[Short problem] Identify each line below that contains the word "trình", and copy it out.

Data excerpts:

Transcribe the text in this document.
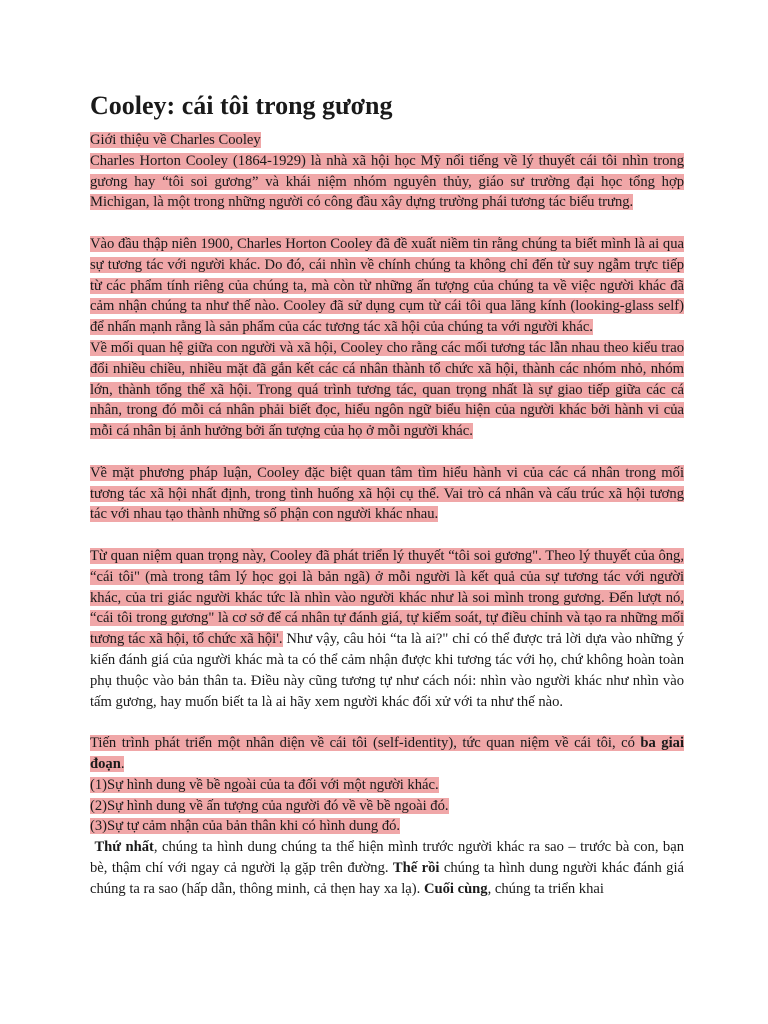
Cooley: cái tôi trong gương

Giới thiệu về Charles Cooley

Charles Horton Cooley (1864-1929) là nhà xã hội học Mỹ nổi tiếng về lý thuyết cái tôi nhìn trong gương hay “tôi soi gương” và khái niệm nhóm nguyên thủy, giáo sư trường đại học tổng hợp Michigan, là một trong những người có công đầu xây dựng trường phái tương tác biểu trưng.

Vào đầu thập niên 1900, Charles Horton Cooley đã đề xuất niềm tin rằng chúng ta biết mình là ai qua sự tương tác với người khác. Do đó, cái nhìn về chính chúng ta không chỉ đến từ suy ngẫm trực tiếp từ các phẩm tính riêng của chúng ta, mà còn từ những ấn tượng của chúng ta về việc người khác đã cảm nhận chúng ta như thế nào. Cooley đã sử dụng cụm từ cái tôi qua lăng kính (looking-glass self) để nhấn mạnh rằng là sản phẩm của các tương tác xã hội của chúng ta với người khác.

Về mối quan hệ giữa con người và xã hội, Cooley cho rằng các mối tương tác lẫn nhau theo kiểu trao đổi nhiều chiều, nhiều mặt đã gắn kết các cá nhân thành tổ chức xã hội, thành các nhóm nhỏ, nhóm lớn, thành tổng thể xã hội. Trong quá trình tương tác, quan trọng nhất là sự giao tiếp giữa các cá nhân, trong đó mỗi cá nhân phải biết đọc, hiểu ngôn ngữ biểu hiện của người khác bởi hành vi của mỗi cá nhân bị ảnh hưởng bởi ấn tượng của họ ở mỗi người khác.

Về mặt phương pháp luận, Cooley đặc biệt quan tâm tìm hiểu hành vi của các cá nhân trong mối tương tác xã hội nhất định, trong tình huống xã hội cụ thể. Vai trò cá nhân và cấu trúc xã hội tương tác với nhau tạo thành những số phận con người khác nhau.

Từ quan niệm quan trọng này, Cooley đã phát triển lý thuyết “tôi soi gương". Theo lý thuyết của ông, “cái tôi" (mà trong tâm lý học gọi là bản ngã) ở mỗi người là kết quả của sự tương tác với người khác, của tri giác người khác tức là nhìn vào người khác như là soi mình trong gương. Đến lượt nó, “cái tôi trong gương" là cơ sở để cá nhân tự đánh giá, tự kiểm soát, tự điều chỉnh và tạo ra những mối tương tác xã hội, tổ chức xã hội'. Như vậy, câu hỏi “ta là ai?" chỉ có thể được trả lời dựa vào những ý kiến đánh giá của người khác mà ta có thể cảm nhận được khi tương tác với họ, chứ không hoàn toàn phụ thuộc vào bản thân ta. Điều này cũng tương tự như cách nói: nhìn vào người khác như nhìn vào tấm gương, hay muốn biết ta là ai hãy xem người khác đối xử với ta như thế nào.

Tiến trình phát triển một nhân diện về cái tôi (self-identity), tức quan niệm về cái tôi, có ba giai đoạn.

(1)Sự hình dung về bề ngoài của ta đối với một người khác.

(2)Sự hình dung về ấn tượng của người đó về về bề ngoài đó.

(3)Sự tự cảm nhận của bản thân khi có hình dung đó.

Thứ nhất, chúng ta hình dung chúng ta thể hiện mình trước người khác ra sao – trước bà con, bạn bè, thậm chí với ngay cả người lạ gặp trên đường. Thế rồi chúng ta hình dung người khác đánh giá chúng ta ra sao (hấp dẫn, thông minh, cả thẹn hay xa lạ). Cuối cùng, chúng ta triển khai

[Finished task]
Về mối quan hệ giữa con người và xã hội, Cooley cho rằng các mối tương tác lẫn nhau theo kiểu trao đổi nhiều chiều, nhiều mặt đã gắn kết các cá nhân thành tổ chức xã hội, thành các nhóm nhỏ, nhóm lớn, thành tổng thể xã hội. Trong quá trình tương tác, quan trọng nhất là sự giao tiếp giữa các cá nhân, trong đó mỗi cá nhân phải biết đọc, hiểu ngôn ngữ biểu hiện của người khác bởi hành vi của mỗi cá nhân bị ảnh hưởng bởi ấn tượng của họ ở mỗi người khác.
Tiến trình phát triển một nhân diện về cái tôi (self-identity), tức quan niệm về cái tôi, có ba giai đoạn.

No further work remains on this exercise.